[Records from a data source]
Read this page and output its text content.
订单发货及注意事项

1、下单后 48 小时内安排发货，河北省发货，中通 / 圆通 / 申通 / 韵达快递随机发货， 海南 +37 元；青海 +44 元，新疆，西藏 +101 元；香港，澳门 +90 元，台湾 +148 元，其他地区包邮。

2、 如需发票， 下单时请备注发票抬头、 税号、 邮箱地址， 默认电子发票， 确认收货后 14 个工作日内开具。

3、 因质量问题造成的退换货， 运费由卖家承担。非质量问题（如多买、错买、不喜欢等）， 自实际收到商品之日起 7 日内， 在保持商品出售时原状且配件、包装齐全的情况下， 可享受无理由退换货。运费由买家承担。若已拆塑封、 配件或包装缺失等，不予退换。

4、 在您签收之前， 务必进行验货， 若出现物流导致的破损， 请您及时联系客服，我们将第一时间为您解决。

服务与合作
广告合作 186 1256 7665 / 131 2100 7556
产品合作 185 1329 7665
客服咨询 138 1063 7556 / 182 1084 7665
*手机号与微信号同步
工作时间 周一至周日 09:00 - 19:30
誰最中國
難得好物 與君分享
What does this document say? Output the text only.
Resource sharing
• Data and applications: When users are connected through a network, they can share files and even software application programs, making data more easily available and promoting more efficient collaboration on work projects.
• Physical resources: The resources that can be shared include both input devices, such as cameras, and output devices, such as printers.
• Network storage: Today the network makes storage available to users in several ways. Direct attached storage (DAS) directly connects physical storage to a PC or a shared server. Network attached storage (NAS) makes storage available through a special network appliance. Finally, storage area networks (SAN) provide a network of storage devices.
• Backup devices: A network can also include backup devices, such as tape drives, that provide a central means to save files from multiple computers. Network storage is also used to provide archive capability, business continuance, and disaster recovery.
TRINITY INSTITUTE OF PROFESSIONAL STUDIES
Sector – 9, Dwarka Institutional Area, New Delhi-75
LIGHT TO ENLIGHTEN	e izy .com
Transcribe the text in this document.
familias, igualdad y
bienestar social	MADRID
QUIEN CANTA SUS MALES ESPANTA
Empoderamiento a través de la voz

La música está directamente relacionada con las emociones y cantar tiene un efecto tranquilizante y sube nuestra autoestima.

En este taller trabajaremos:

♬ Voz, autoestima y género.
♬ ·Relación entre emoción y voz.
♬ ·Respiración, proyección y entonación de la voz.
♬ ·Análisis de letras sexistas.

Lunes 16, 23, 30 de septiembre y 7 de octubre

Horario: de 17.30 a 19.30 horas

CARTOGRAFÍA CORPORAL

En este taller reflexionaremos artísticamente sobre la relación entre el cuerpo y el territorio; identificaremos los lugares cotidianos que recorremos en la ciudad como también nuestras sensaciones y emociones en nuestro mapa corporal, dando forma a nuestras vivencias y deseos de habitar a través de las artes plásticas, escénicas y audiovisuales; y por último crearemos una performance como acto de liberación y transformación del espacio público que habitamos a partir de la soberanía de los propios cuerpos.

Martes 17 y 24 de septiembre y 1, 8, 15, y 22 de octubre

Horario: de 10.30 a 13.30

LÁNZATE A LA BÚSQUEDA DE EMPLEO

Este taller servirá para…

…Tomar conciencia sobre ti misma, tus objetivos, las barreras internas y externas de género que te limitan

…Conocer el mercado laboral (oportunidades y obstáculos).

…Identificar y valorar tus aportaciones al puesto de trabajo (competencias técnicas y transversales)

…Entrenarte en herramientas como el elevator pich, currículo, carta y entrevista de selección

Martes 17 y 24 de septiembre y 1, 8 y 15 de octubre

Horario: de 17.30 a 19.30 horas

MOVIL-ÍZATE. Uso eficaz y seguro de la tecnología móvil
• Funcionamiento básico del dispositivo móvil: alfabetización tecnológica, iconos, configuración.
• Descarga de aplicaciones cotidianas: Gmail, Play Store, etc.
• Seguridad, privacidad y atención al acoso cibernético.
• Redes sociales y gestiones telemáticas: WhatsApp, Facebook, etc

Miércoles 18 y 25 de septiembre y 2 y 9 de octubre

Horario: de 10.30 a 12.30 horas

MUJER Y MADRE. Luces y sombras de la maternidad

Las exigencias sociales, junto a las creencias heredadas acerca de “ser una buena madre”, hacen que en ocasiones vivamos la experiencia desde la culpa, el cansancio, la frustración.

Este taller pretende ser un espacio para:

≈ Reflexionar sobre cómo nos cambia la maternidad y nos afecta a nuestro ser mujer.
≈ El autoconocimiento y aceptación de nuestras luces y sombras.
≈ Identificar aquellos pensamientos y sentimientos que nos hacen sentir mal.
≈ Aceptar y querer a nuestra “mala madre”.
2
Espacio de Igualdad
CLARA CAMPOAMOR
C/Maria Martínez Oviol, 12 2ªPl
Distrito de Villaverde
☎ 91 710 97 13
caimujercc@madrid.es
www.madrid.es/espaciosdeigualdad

SHORT EXERCISE =
Repeat the data above exactly.

SOLUTION TO THE EXERCISE =
Read this page and output its text content.
订单发货及注意事项

1、下单后 48 小时内安排发货，河北省发货，中通 / 圆通 / 申通 / 韵达快递随机发货， 海南 +37 元；青海 +44 元，新疆，西藏 +101 元；香港，澳门 +90 元，台湾 +148 元，其他地区包邮。

2、 如需发票， 下单时请备注发票抬头、 税号、 邮箱地址， 默认电子发票， 确认收货后 14 个工作日内开具。

3、 因质量问题造成的退换货， 运费由卖家承担。非质量问题（如多买、错买、不喜欢等）， 自实际收到商品之日起 7 日内， 在保持商品出售时原状且配件、包装齐全的情况下， 可享受无理由退换货。运费由买家承担。若已拆塑封、 配件或包装缺失等，不予退换。

4、 在您签收之前， 务必进行验货， 若出现物流导致的破损， 请您及时联系客服，我们将第一时间为您解决。

服务与合作
广告合作 186 1256 7665 / 131 2100 7556
产品合作 185 1329 7665
客服咨询 138 1063 7556 / 182 1084 7665
*手机号与微信号同步
工作时间 周一至周日 09:00 - 19:30
誰最中國
難得好物 與君分享
What does this document say? Output the text only.
Resource sharing
• Data and applications: When users are connected through a network, they can share files and even software application programs, making data more easily available and promoting more efficient collaboration on work projects.
• Physical resources: The resources that can be shared include both input devices, such as cameras, and output devices, such as printers.
• Network storage: Today the network makes storage available to users in several ways. Direct attached storage (DAS) directly connects physical storage to a PC or a shared server. Network attached storage (NAS) makes storage available through a special network appliance. Finally, storage area networks (SAN) provide a network of storage devices.
• Backup devices: A network can also include backup devices, such as tape drives, that provide a central means to save files from multiple computers. Network storage is also used to provide archive capability, business continuance, and disaster recovery.
TRINITY INSTITUTE OF PROFESSIONAL STUDIES
Sector – 9, Dwarka Institutional Area, New Delhi-75
LIGHT TO ENLIGHTEN	e izy .com
Transcribe the text in this document.
familias, igualdad y
bienestar social	MADRID
QUIEN CANTA SUS MALES ESPANTA
Empoderamiento a través de la voz

La música está directamente relacionada con las emociones y cantar tiene un efecto tranquilizante y sube nuestra autoestima.

En este taller trabajaremos:

♬ Voz, autoestima y género.
♬ ·Relación entre emoción y voz.
♬ ·Respiración, proyección y entonación de la voz.
♬ ·Análisis de letras sexistas.

Lunes 16, 23, 30 de septiembre y 7 de octubre

Horario: de 17.30 a 19.30 horas

CARTOGRAFÍA CORPORAL

En este taller reflexionaremos artísticamente sobre la relación entre el cuerpo y el territorio; identificaremos los lugares cotidianos que recorremos en la ciudad como también nuestras sensaciones y emociones en nuestro mapa corporal, dando forma a nuestras vivencias y deseos de habitar a través de las artes plásticas, escénicas y audiovisuales; y por último crearemos una performance como acto de liberación y transformación del espacio público que habitamos a partir de la soberanía de los propios cuerpos.

Martes 17 y 24 de septiembre y 1, 8, 15, y 22 de octubre

Horario: de 10.30 a 13.30

LÁNZATE A LA BÚSQUEDA DE EMPLEO

Este taller servirá para…

…Tomar conciencia sobre ti misma, tus objetivos, las barreras internas y externas de género que te limitan

…Conocer el mercado laboral (oportunidades y obstáculos).

…Identificar y valorar tus aportaciones al puesto de trabajo (competencias técnicas y transversales)

…Entrenarte en herramientas como el elevator pich, currículo, carta y entrevista de selección

Martes 17 y 24 de septiembre y 1, 8 y 15 de octubre

Horario: de 17.30 a 19.30 horas

MOVIL-ÍZATE. Uso eficaz y seguro de la tecnología móvil
• Funcionamiento básico del dispositivo móvil: alfabetización tecnológica, iconos, configuración.
• Descarga de aplicaciones cotidianas: Gmail, Play Store, etc.
• Seguridad, privacidad y atención al acoso cibernético.
• Redes sociales y gestiones telemáticas: WhatsApp, Facebook, etc

Miércoles 18 y 25 de septiembre y 2 y 9 de octubre

Horario: de 10.30 a 12.30 horas

MUJER Y MADRE. Luces y sombras de la maternidad

Las exigencias sociales, junto a las creencias heredadas acerca de “ser una buena madre”, hacen que en ocasiones vivamos la experiencia desde la culpa, el cansancio, la frustración.

Este taller pretende ser un espacio para:

≈ Reflexionar sobre cómo nos cambia la maternidad y nos afecta a nuestro ser mujer.
≈ El autoconocimiento y aceptación de nuestras luces y sombras.
≈ Identificar aquellos pensamientos y sentimientos que nos hacen sentir mal.
≈ Aceptar y querer a nuestra “mala madre”.
2
Espacio de Igualdad
CLARA CAMPOAMOR
C/Maria Martínez Oviol, 12 2ªPl
Distrito de Villaverde
☎ 91 710 97 13
caimujercc@madrid.es
www.madrid.es/espaciosdeigualdad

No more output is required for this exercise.